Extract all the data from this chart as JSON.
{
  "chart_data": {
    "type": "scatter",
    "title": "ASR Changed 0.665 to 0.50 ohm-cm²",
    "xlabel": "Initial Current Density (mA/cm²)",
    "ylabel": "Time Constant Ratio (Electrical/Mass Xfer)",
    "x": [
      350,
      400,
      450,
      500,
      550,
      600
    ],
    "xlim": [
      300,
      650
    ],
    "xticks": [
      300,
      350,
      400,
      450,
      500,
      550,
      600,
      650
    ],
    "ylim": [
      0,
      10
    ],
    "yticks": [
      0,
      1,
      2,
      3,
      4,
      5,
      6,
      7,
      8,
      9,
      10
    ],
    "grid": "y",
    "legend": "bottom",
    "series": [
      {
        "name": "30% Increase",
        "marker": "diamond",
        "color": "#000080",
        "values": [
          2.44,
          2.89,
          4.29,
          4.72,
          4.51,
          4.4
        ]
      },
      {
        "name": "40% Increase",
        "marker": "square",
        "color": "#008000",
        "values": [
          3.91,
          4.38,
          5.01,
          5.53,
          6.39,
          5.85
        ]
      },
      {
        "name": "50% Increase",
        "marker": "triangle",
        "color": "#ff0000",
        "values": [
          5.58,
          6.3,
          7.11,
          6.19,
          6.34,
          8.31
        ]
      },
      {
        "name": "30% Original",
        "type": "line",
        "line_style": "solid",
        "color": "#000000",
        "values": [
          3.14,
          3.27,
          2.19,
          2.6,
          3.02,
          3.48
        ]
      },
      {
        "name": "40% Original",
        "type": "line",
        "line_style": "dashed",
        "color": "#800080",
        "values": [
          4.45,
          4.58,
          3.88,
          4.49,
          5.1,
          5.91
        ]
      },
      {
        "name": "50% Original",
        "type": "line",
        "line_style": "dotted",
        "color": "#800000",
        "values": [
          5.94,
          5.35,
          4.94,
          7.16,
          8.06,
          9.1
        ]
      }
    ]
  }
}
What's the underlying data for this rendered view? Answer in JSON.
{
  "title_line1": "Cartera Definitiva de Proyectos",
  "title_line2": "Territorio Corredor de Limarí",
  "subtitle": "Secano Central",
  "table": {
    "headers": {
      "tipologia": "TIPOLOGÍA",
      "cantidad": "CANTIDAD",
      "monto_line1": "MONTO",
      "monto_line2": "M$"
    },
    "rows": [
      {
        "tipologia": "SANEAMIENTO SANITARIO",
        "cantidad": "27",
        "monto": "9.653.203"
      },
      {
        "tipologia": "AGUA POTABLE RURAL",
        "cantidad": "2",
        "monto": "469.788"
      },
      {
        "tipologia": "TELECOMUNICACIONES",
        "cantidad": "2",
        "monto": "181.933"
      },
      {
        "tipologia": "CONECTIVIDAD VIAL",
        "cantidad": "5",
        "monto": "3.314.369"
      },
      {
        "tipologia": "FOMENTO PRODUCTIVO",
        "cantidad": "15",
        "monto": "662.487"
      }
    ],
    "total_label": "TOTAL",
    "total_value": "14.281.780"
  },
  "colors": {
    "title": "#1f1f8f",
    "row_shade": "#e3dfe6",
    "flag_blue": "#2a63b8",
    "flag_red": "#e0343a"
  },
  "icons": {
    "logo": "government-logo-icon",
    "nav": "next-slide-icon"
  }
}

-=-=-=-=-

Aim
Search the entries for the string "name" and collect each line that has it.

Correct result
        "name": "30% Increase",
        "name": "40% Increase",
        "name": "50% Increase",
        "name": "30% Original",
        "name": "40% Original",
        "name": "50% Original",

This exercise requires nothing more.